Your task:
Set down each entry exactly as given; pictures should not appear in the copy.

Data section:
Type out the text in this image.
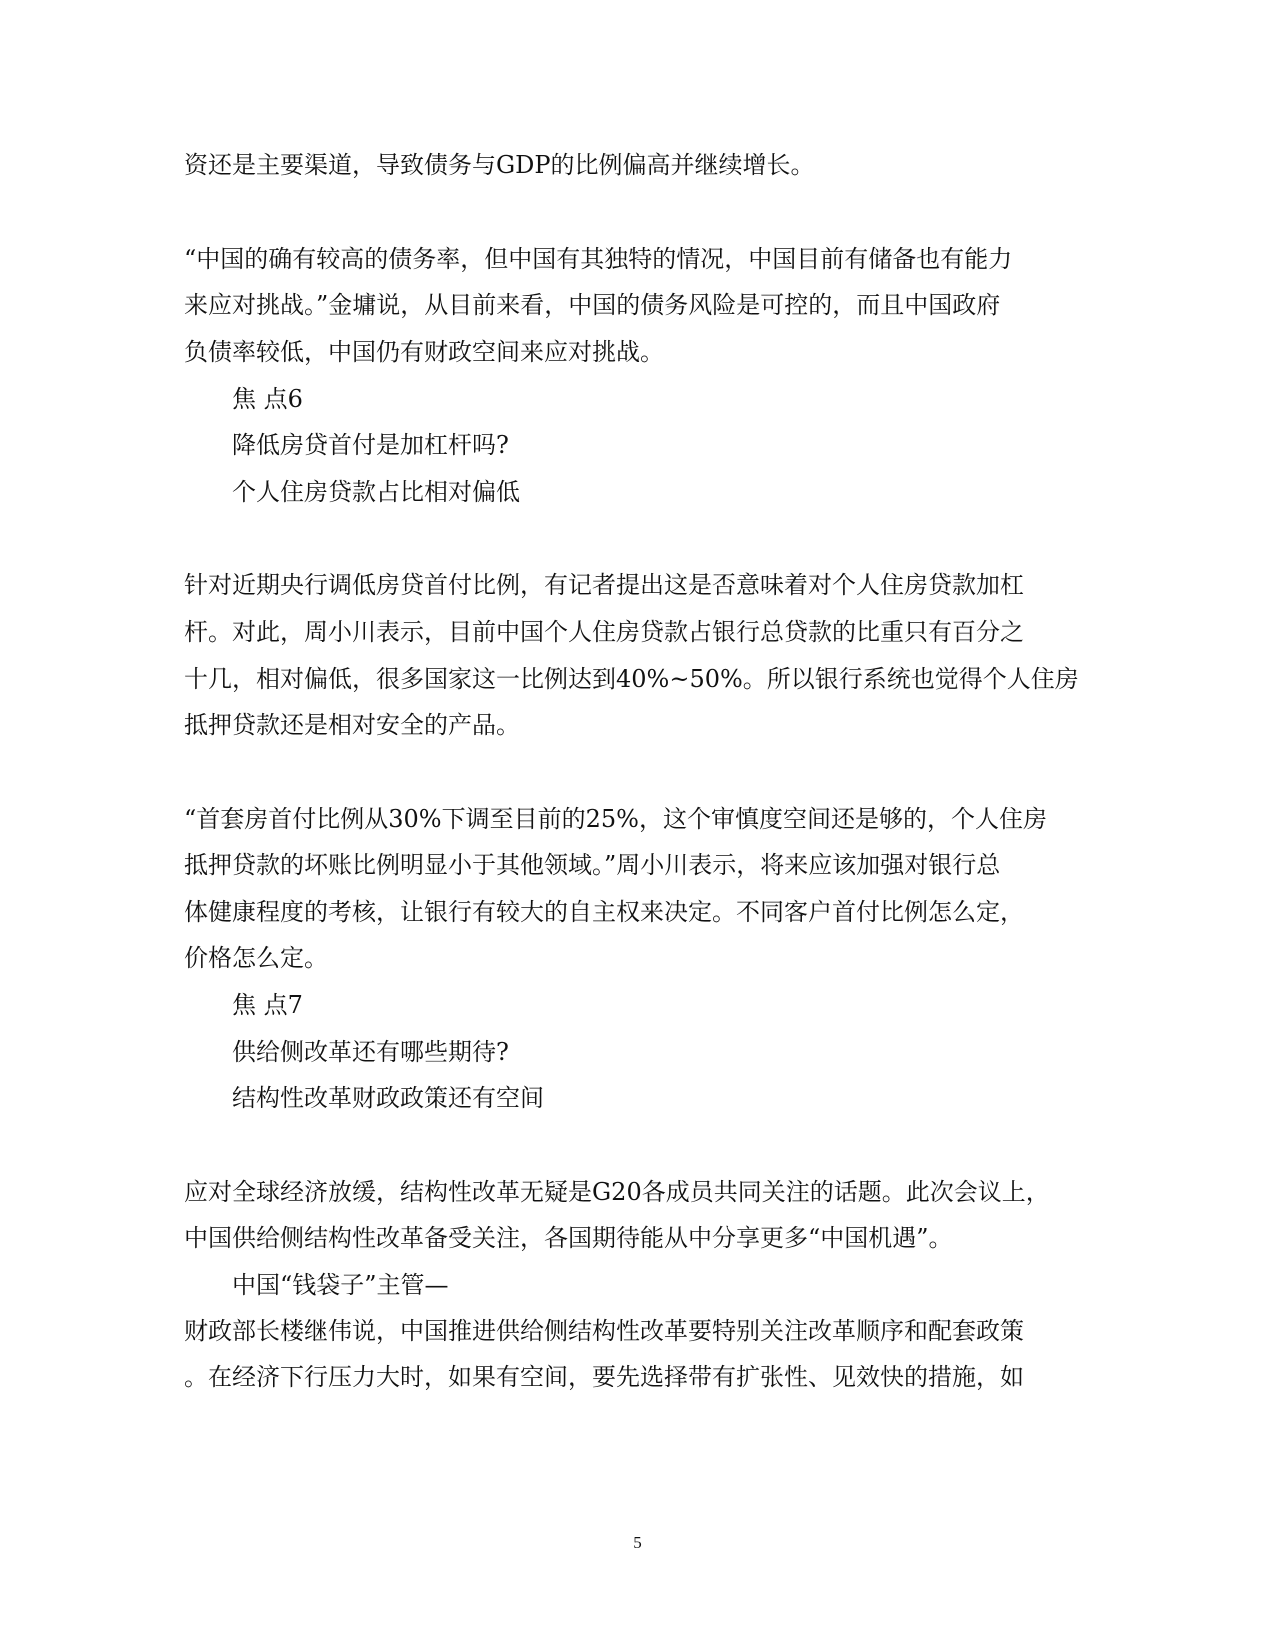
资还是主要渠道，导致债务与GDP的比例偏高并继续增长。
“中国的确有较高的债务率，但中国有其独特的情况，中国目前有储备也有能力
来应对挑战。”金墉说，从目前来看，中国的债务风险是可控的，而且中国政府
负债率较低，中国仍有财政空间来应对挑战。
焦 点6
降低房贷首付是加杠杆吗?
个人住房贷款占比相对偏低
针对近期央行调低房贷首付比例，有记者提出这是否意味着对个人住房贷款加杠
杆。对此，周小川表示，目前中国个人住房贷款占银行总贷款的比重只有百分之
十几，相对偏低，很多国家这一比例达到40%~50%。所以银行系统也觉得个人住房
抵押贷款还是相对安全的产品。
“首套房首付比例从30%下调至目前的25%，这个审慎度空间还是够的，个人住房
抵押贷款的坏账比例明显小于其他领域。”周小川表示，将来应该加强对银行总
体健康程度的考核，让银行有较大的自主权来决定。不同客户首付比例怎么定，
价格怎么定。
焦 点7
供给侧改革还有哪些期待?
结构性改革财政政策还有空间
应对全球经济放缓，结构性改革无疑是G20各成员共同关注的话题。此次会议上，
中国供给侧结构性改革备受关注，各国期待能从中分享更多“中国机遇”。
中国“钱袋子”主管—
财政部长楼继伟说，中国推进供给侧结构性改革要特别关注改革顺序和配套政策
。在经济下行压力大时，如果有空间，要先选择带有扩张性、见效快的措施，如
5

Written response:
Type out the text in this image.
资还是主要渠道，导致债务与GDP的比例偏高并继续增长。
“中国的确有较高的债务率，但中国有其独特的情况，中国目前有储备也有能力
来应对挑战。”金墉说，从目前来看，中国的债务风险是可控的，而且中国政府
负债率较低，中国仍有财政空间来应对挑战。
焦 点6
降低房贷首付是加杠杆吗?
个人住房贷款占比相对偏低
针对近期央行调低房贷首付比例，有记者提出这是否意味着对个人住房贷款加杠
杆。对此，周小川表示，目前中国个人住房贷款占银行总贷款的比重只有百分之
十几，相对偏低，很多国家这一比例达到40%~50%。所以银行系统也觉得个人住房
抵押贷款还是相对安全的产品。
“首套房首付比例从30%下调至目前的25%，这个审慎度空间还是够的，个人住房
抵押贷款的坏账比例明显小于其他领域。”周小川表示，将来应该加强对银行总
体健康程度的考核，让银行有较大的自主权来决定。不同客户首付比例怎么定，
价格怎么定。
焦 点7
供给侧改革还有哪些期待?
结构性改革财政政策还有空间
应对全球经济放缓，结构性改革无疑是G20各成员共同关注的话题。此次会议上，
中国供给侧结构性改革备受关注，各国期待能从中分享更多“中国机遇”。
中国“钱袋子”主管—
财政部长楼继伟说，中国推进供给侧结构性改革要特别关注改革顺序和配套政策
。在经济下行压力大时，如果有空间，要先选择带有扩张性、见效快的措施，如
5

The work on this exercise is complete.